- TASK OBJECTIVE
Find and copy each line of the records where the string "Hyperledger" shows up.

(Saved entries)
== == ==
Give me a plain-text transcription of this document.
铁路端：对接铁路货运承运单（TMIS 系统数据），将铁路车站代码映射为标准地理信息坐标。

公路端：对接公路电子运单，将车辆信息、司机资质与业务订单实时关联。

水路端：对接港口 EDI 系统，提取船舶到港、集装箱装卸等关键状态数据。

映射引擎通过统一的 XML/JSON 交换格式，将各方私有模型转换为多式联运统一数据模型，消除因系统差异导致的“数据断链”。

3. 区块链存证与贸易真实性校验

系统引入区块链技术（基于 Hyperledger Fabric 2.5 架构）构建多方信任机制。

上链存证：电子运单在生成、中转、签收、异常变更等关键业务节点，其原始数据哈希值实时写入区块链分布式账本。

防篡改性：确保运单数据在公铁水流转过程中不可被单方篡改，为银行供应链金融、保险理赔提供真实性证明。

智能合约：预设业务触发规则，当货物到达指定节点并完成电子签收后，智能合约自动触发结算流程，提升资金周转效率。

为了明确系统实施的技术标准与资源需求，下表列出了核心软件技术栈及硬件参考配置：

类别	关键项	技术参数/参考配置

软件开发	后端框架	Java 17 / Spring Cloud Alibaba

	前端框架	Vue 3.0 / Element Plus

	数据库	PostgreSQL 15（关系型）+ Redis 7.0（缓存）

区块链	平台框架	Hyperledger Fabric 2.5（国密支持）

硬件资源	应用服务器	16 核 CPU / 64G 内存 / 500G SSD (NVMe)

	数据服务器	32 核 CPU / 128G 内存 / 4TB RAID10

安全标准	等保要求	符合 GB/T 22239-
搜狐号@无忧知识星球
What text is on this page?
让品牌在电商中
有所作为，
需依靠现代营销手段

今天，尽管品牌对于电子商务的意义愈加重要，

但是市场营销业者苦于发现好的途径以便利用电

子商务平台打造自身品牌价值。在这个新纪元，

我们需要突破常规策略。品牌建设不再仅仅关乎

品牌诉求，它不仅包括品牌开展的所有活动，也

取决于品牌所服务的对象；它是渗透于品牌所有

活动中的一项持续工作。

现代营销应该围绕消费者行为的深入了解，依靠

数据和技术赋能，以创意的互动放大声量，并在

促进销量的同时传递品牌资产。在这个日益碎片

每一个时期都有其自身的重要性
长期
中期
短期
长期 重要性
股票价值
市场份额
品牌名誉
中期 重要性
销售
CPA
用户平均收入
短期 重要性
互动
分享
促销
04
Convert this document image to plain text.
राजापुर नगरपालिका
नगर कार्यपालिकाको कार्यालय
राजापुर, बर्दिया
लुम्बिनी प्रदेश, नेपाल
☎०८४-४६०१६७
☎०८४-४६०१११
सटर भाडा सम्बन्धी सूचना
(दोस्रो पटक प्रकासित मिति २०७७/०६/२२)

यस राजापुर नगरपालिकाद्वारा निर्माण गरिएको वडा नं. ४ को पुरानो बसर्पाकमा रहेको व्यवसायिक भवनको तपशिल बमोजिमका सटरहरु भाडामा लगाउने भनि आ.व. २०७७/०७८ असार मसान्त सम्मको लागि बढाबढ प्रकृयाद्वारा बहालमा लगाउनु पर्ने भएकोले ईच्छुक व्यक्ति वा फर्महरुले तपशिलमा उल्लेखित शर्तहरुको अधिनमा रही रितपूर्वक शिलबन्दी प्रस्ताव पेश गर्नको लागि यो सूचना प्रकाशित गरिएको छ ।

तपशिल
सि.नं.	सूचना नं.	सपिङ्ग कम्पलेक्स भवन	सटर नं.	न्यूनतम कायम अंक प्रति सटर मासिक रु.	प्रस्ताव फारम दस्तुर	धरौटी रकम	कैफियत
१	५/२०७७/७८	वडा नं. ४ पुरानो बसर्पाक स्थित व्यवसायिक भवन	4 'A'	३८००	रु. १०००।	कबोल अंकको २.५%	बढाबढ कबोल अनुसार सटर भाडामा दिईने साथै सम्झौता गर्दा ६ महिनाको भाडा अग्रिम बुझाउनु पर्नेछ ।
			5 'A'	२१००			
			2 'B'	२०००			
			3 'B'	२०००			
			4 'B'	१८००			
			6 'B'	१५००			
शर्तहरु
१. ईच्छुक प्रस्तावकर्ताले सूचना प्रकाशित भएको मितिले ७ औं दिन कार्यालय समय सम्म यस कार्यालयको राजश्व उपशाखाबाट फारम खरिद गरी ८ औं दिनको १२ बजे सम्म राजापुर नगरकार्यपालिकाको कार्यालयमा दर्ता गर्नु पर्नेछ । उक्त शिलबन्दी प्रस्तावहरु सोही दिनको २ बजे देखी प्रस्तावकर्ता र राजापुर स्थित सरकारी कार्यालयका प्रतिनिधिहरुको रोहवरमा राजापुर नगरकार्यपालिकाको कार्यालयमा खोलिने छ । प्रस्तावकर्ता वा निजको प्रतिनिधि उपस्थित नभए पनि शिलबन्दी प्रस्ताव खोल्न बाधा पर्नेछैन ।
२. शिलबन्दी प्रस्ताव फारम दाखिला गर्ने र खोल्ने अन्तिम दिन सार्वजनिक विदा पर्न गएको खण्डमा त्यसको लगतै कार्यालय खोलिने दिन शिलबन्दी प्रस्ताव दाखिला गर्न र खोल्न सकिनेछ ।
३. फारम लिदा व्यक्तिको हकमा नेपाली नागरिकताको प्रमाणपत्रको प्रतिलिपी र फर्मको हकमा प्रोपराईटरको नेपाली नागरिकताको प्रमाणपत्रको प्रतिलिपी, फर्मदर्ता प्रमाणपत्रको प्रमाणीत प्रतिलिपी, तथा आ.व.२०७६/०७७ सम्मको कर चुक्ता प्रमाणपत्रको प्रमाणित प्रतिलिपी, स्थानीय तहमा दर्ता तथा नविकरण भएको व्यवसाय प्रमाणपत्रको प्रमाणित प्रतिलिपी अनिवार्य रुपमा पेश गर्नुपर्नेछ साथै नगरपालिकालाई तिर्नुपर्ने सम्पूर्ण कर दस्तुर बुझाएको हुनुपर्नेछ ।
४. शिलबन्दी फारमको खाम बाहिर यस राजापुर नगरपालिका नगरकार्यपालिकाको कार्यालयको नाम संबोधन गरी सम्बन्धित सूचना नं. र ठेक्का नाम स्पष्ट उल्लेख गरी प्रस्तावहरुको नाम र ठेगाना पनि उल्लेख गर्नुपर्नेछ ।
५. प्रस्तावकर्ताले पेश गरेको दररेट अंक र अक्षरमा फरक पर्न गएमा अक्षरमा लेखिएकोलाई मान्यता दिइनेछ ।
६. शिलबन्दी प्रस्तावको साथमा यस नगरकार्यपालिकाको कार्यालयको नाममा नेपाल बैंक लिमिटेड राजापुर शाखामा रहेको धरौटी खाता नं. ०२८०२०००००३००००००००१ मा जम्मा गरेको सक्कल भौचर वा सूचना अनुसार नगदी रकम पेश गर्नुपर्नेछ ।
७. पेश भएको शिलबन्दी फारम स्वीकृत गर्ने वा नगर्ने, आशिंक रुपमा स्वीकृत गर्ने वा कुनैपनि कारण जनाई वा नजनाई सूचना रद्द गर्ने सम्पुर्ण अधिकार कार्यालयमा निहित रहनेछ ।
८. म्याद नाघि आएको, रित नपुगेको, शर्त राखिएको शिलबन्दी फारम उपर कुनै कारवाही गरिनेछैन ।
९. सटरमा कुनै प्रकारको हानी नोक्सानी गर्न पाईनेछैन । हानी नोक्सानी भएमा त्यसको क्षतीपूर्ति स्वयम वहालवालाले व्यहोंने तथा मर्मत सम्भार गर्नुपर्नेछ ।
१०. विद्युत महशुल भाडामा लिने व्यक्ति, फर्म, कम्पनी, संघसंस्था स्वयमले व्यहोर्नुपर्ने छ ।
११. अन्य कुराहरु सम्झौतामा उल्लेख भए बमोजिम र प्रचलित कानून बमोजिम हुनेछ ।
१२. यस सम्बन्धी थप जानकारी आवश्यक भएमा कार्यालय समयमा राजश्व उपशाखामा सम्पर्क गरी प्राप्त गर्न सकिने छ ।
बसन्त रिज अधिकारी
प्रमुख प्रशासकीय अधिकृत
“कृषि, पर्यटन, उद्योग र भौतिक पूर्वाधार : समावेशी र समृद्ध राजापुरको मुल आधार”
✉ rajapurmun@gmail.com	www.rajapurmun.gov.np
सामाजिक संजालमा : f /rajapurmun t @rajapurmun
== == ==
- EXERCISE RESPONSE
系统引入区块链技术（基于 Hyperledger Fabric 2.5 架构）构建多方信任机制。
区块链	平台框架	Hyperledger Fabric 2.5（国密支持）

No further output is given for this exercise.